- [Task]
Pull out every line with the word "обеспечивать" from the entries below.

(Dataset items)
☆ ☆ ☆
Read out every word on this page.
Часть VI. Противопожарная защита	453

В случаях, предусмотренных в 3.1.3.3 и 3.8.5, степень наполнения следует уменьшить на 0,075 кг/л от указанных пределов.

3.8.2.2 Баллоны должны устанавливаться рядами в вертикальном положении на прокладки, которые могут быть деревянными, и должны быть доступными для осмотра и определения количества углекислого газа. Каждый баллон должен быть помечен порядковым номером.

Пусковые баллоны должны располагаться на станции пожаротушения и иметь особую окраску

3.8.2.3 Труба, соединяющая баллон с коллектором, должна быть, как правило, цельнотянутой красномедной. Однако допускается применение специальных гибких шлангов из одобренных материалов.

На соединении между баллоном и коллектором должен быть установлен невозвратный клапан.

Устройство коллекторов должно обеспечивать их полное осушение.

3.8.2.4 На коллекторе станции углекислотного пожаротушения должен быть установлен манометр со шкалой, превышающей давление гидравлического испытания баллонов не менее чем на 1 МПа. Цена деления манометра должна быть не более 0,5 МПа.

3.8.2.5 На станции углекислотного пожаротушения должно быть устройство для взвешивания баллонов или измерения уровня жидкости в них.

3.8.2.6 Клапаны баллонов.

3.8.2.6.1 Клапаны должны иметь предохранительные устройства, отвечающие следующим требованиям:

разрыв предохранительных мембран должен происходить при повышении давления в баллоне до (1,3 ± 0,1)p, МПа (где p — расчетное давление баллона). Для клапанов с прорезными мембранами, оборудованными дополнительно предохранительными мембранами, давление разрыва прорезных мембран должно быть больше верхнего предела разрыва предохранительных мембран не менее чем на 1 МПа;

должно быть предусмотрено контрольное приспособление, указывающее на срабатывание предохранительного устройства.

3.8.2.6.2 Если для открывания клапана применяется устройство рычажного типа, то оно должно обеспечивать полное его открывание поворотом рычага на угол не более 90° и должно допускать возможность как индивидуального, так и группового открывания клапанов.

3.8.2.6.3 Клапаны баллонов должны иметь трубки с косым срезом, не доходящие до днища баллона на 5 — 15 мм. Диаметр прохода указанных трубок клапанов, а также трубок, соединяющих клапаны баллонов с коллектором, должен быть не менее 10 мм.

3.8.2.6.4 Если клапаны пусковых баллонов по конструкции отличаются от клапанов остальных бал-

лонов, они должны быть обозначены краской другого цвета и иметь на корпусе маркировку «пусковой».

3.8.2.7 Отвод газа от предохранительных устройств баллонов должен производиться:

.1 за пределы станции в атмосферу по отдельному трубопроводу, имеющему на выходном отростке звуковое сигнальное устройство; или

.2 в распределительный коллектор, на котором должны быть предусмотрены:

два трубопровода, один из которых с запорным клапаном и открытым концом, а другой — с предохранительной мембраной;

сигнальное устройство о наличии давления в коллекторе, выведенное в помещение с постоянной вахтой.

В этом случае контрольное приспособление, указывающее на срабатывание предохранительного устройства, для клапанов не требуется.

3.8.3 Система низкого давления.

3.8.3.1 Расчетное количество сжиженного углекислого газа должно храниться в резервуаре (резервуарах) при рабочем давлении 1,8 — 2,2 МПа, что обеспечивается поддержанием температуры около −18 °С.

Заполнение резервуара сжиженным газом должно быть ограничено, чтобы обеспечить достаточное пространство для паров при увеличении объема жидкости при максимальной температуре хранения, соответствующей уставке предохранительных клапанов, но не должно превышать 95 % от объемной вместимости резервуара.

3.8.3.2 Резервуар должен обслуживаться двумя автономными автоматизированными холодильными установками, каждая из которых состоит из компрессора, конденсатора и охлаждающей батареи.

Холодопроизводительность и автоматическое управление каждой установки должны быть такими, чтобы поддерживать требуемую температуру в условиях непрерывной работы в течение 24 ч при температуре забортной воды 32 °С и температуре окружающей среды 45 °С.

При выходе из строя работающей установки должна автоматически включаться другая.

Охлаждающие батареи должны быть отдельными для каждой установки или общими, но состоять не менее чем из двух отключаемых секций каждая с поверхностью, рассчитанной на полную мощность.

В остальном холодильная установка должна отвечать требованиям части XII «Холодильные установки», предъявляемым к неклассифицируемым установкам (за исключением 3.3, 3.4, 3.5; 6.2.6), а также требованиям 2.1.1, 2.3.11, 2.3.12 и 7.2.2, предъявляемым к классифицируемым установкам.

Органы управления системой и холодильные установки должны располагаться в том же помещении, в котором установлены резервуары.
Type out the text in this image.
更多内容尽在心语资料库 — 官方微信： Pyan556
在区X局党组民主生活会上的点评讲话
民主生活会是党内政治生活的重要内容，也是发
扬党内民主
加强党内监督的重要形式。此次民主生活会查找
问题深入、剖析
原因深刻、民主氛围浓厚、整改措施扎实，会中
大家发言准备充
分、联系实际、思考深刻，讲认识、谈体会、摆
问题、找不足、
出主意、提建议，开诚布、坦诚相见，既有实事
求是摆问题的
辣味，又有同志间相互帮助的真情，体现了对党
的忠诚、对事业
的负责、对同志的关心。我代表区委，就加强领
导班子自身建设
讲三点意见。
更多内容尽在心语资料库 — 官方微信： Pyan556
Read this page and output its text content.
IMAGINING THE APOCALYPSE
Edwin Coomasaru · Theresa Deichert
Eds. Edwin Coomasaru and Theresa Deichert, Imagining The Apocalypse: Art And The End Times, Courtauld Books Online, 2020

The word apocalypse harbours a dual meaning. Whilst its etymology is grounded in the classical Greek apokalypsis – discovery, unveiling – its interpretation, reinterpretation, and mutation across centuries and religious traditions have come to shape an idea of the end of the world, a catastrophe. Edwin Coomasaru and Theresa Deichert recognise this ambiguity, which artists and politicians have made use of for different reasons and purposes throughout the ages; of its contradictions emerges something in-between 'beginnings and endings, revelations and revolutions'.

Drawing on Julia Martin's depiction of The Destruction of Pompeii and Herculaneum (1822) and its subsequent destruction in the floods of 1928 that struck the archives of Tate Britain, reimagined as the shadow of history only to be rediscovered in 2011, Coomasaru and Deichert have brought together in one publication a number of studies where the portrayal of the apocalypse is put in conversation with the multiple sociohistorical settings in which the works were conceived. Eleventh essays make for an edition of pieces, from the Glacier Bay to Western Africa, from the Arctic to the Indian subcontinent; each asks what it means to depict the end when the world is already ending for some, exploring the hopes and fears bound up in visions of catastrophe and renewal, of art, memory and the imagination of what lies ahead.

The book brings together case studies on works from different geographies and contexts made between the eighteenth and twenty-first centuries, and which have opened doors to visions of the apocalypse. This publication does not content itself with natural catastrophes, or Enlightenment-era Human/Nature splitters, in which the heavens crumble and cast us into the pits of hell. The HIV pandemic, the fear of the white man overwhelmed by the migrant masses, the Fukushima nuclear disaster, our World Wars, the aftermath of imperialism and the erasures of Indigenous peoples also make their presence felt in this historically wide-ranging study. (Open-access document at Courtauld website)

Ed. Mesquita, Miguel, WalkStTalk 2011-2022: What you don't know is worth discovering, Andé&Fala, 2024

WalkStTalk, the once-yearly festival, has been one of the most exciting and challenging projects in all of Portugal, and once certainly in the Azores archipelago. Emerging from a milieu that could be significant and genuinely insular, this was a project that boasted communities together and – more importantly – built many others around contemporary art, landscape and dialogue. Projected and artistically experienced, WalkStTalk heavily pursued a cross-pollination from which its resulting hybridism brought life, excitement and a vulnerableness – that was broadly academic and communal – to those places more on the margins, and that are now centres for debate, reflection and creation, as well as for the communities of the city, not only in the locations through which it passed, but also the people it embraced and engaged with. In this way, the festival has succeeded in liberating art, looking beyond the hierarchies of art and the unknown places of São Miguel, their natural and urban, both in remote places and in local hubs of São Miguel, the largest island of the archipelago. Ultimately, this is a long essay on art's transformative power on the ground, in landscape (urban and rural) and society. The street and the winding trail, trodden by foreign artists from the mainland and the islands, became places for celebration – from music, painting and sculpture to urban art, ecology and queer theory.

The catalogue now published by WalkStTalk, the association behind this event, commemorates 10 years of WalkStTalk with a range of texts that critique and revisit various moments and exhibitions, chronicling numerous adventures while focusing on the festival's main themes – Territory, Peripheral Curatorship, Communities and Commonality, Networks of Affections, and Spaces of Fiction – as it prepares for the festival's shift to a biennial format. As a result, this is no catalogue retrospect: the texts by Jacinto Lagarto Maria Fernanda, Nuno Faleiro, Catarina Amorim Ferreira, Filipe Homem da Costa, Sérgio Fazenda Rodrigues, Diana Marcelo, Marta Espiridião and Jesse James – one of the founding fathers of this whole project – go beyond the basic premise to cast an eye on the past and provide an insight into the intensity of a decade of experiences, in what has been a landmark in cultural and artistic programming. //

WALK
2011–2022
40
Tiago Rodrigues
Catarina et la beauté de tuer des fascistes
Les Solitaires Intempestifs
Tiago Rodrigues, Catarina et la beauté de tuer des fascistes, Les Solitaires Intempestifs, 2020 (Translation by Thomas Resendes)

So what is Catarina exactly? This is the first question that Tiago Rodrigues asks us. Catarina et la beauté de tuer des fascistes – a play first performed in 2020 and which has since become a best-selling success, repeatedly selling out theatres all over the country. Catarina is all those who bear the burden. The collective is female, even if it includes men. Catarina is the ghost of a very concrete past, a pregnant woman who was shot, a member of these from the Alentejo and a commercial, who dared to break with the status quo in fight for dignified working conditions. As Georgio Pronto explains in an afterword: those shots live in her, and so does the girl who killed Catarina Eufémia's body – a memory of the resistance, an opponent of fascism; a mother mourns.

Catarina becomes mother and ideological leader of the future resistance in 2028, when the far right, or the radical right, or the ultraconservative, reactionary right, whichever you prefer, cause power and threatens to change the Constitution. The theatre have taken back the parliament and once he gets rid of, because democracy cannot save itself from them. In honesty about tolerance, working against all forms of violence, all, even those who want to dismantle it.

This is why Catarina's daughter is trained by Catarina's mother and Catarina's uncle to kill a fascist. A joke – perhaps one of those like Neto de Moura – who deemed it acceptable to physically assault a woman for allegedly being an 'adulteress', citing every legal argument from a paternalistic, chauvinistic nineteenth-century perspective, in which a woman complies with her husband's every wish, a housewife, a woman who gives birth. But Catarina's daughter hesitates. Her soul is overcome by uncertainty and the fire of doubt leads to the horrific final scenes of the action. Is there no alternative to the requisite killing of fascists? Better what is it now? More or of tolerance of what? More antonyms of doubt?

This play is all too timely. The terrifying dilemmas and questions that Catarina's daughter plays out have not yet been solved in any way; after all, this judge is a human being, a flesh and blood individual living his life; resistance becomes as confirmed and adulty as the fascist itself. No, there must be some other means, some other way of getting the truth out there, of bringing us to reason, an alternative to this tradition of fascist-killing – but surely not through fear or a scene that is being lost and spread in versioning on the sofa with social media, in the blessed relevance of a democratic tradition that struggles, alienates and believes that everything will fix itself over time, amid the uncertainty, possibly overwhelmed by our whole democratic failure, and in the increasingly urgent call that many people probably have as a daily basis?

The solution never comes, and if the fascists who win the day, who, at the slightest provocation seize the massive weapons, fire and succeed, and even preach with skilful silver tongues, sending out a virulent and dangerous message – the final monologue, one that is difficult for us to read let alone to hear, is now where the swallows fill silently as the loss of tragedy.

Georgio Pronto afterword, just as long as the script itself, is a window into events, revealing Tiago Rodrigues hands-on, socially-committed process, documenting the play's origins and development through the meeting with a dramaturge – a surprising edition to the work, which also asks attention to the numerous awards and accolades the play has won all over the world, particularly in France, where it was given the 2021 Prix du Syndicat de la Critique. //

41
☆ ☆ ☆
- [Task result]
Устройство коллекторов должно обеспечивать их полное осушение.
3.8.2.6.2 Если для открывания клапана применяется устройство рычажного типа, то оно должно обеспечивать полное его открывание поворотом рычага на угол не более 90° и должно допускать возможность как индивидуального, так и группового открывания клапанов.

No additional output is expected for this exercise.